**Supplied passage**:
* * *

- Location in Garfield County and the state of Oklahoma.
- Coordinates: 36°33′50″N 97°39′45″W﻿ / ﻿36.56389°N 97.66250°W
- Country: United States
- State: Oklahoma
- County: Garfield

Area
- • Total: 0.24 sq mi (0.61 km^{2})
- • Land: 0.24 sq mi (0.61 km^{2})
- • Water: 0 sq mi (0.00 km^{2})
- Elevation: 1,089 ft (332 m)

Population (2020)
- • Total: 145
- • Density: 618/sq mi (238.5/km^{2})
- Time zone: UTC-6 (Central (CST))
- • Summer (DST): UTC-5 (CDT)
- ZIP code: 74640
- Area code: 580
- FIPS code: 40-36600
- GNIS feature ID: 2412781

= Hunter, Oklahoma =

Hunter is a town in Garfield County, Oklahoma, United States. It is located about 17 miles northeast of Enid, Oklahoma, and about 4 miles west of combined State 15 and State 74. The population was 145 as of the 2020 Census.

==Geography==

According to the United States Census Bureau, the town has a total area of 0.2 sqmi, all land.

==Demographics==

Historical population
| Census | Pop. | Note | %± |
|---|---|---|---|
| 1910 | 341 |  | — |
| 1920 | 443 |  | 29.9% |
| 1930 | 336 |  | −24.2% |
| 1940 | 443 |  | 31.8% |
| 1950 | 279 |  | −37.0% |
| 1960 | 203 |  | −27.2% |
| 1970 | 274 |  | 35.0% |
| 1980 | 276 |  | 0.7% |
| 1990 | 218 |  | −21.0% |
| 2000 | 173 |  | −20.6% |
| 2010 | 165 |  | −4.6% |
| 2020 | 145 |  | −12.1% |

===2020 census===

As of the 2020 census, Hunter had a population of 145. The median age was 42.5 years. 24.8% of residents were under the age of 18 and 19.3% of residents were 65 years of age or older. For every 100 females there were 104.2 males, and for every 100 females age 18 and over there were 105.7 males age 18 and over.

0.0% of residents lived in urban areas, while 100.0% lived in rural areas.

There were 64 households in Hunter, of which 32.8% had children under the age of 18 living in them. Of all households, 56.3% were married-couple households, 25.0% were households with a male householder and no spouse or partner present, and 12.5% were households with a female householder and no spouse or partner present. About 18.7% of all households were made up of individuals and 11.0% had someone living alone who was 65 years of age or older.

There were 72 housing units, of which 11.1% were vacant. The homeowner vacancy rate was 0.0% and the rental vacancy rate was 0.0%.

* * *

Records from a data source
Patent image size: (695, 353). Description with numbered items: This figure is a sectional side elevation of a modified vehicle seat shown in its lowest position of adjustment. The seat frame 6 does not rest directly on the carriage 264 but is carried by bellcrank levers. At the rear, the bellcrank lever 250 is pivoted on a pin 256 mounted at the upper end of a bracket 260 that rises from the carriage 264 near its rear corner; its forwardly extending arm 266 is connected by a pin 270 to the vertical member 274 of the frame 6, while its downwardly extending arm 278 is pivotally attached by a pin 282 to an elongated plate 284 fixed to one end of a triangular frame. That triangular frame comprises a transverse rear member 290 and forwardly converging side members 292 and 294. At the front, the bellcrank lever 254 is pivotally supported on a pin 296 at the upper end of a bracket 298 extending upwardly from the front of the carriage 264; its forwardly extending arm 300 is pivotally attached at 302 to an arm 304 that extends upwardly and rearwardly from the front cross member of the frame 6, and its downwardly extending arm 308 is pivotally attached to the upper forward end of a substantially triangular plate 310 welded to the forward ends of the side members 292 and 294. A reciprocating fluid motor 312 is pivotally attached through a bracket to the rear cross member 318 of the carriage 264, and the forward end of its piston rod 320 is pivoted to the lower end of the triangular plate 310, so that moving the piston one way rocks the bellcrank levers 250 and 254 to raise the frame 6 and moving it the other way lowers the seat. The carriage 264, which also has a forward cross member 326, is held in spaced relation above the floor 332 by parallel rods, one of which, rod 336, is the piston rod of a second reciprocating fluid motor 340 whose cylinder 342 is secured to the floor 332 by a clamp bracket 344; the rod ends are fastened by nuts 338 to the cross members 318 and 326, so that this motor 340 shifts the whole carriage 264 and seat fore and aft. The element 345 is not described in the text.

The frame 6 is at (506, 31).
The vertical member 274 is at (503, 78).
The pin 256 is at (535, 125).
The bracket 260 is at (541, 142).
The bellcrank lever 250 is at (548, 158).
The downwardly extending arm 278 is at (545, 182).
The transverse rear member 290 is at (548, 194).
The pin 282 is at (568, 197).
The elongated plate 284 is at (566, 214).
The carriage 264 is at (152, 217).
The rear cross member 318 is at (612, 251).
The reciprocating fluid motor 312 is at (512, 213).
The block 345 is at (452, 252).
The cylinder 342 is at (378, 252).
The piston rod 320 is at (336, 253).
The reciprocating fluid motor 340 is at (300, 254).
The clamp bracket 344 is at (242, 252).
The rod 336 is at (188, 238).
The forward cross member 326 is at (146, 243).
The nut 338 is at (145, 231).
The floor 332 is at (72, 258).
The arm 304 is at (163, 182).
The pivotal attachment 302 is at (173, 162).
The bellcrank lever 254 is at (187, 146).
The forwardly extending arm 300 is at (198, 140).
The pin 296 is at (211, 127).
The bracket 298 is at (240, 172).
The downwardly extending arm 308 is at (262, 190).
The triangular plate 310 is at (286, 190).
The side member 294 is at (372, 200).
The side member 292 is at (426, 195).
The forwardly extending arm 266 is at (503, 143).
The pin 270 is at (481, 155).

* * *

**Requirement**:
Please write out the Hunter, Oklahoma page above word for word, from "- • Total: 145" to "the 2020 Census.".

**Solution**:
- • Total: 145
- • Density: 618/sq mi (238.5/km^{2})
- Time zone: UTC-6 (Central (CST))
- • Summer (DST): UTC-5 (CDT)
- ZIP code: 74640
- Area code: 580
- FIPS code: 40-36600
- GNIS feature ID: 2412781

= Hunter, Oklahoma =

Hunter is a town in Garfield County, Oklahoma, United States. It is located about 17 miles northeast of Enid, Oklahoma, and about 4 miles west of combined State 15 and State 74. The population was 145 as of the 2020 Census.